SELECTED EXCERPT –
# # #

# POB to the Netherlands?



## Me+Light=Addiction (Sep 14, 2008)

Hi CPF members! I always go to this site to check out some new lights etc. But now I have a question so though that I could just join and ask it here. Just to tell you I am 14 so I don't have a big collection cause the lack of money  this is what I got so far: Maglite solitaire, 15 Led + Red laser light, "Police" Light, Maglite 4D Cell, Fenix TK 10 and a Wickedlasers "The Torch". For allyou collectors this sounds like a joke collection but I just can't afford alot of 300 Dollar HID's. So I want 1 more item to my collection atm. And that is a strong spotlight. After doing alot of research (Ofcourse) I found the POB and the Twin vector spotlight. Because I already have a good flood light (The Torch) I nog want a tight beam so I'm going for the POB witch sounds great. But NOONE ships it to the Netherlands. I found someone who did but It costed 50$ With 150$ schipping cost. Can someone help me out with this, please! I really want a spotlight to finish my collection ATM. When I got a job i'm going to extend my collection...OFCOURSE ^^ but got to wait for that.

# # #

GOALS –
1. In one to three sentences, explain why the poster of the forum post about shipping a POB to the Netherlands picked the POB over the Twin Vector spotlight.
2. Continue the forum post about shipping a POB to the Netherlands from its last sentence.
The material is unrelated to the forum post about shipping a POB to the Netherlands.

MATERIAL –

# # #

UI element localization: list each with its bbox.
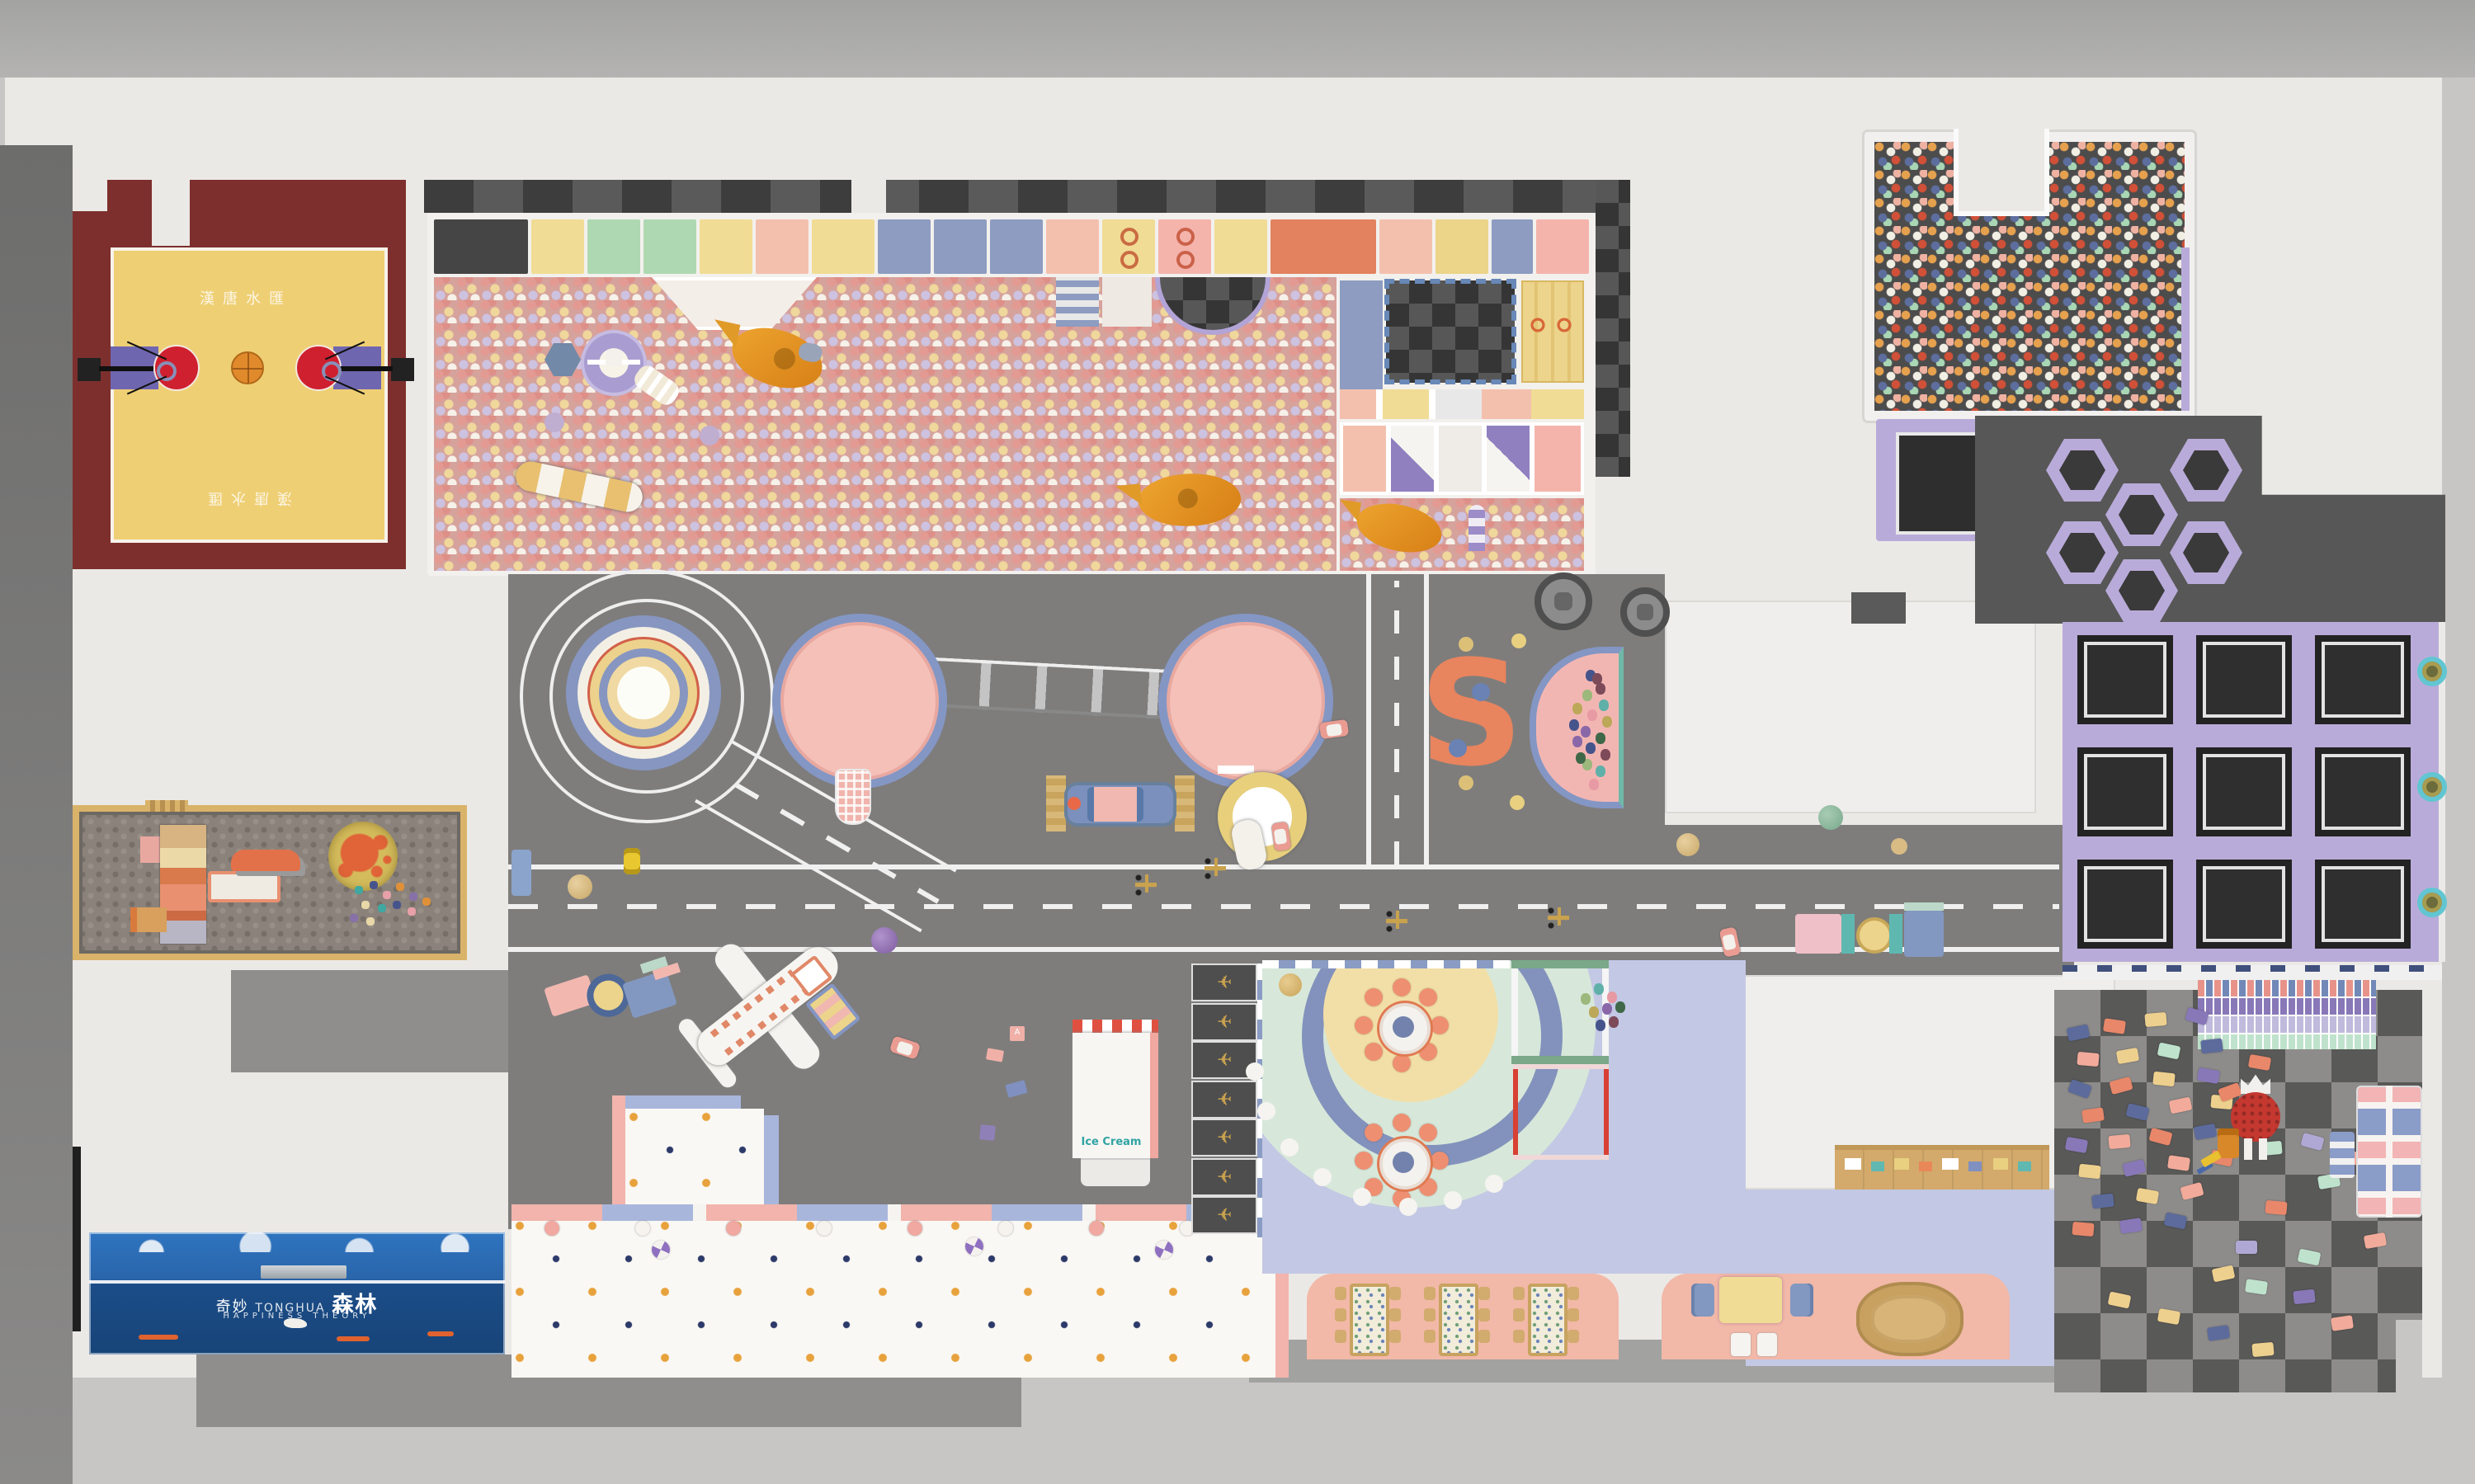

# # #

TASK RESULTS –
1. The poster already owns a good flood light, The Torch, so they want a spotlight with a tight beam. That is why they chose the POB.

2.
Thank you for you help!:thumbsup:


----------



## Me+Light=Addiction (Sep 14, 2008)

Edited this post, what first standed here was ridicules sorry people  <<<


----------



## Patriot (Sep 14, 2008)

:welcome:

Which is the main problem, the $200 cost or that you just don't what to pay so much for shipping? 

Since the POB is large and heavy to ship over there, have you considered purchasing something smaller to reduce the charges?


----------



## Me+Light=Addiction (Sep 14, 2008)

First off, Thanks for the fast responce!!! And well you got a point there  But I think 150$ Shipping? I can life with 50$ BUT 150 seems a little over the top doesn't it? And I only saw that 1 time, don't even know where anymore, there are multiple sites saying they ship to the Netherlands and shipping were like 30$ but at checkout (befor paying) they said "Unable to send to The Netherlands" witch was weird because they had a list of countries where to ship witch contained Holland.


----------



## BMF (Sep 14, 2008)

I just use USPS to calculate the shipping cost to Netherlands and it costs only $58.43 cheapest way by Priority Mail for 13 lbs. There are five different Netherlands but I doubt it will be much different, for $200 which way do you use?

:welcome:


----------



## Me+Light=Addiction (Sep 14, 2008)

It was paypal that calculated that much ( the site just raped me , happy i didint buy it) Thanks for calculating it bye the way, didint knew i could do that  If people may read this thread and know where to buy one please inform me. Thank you for your help already, I got to go to bed now:mecry: But I'll read all the posts tomorrow after school.


----------



## Gunner12 (Sep 14, 2008)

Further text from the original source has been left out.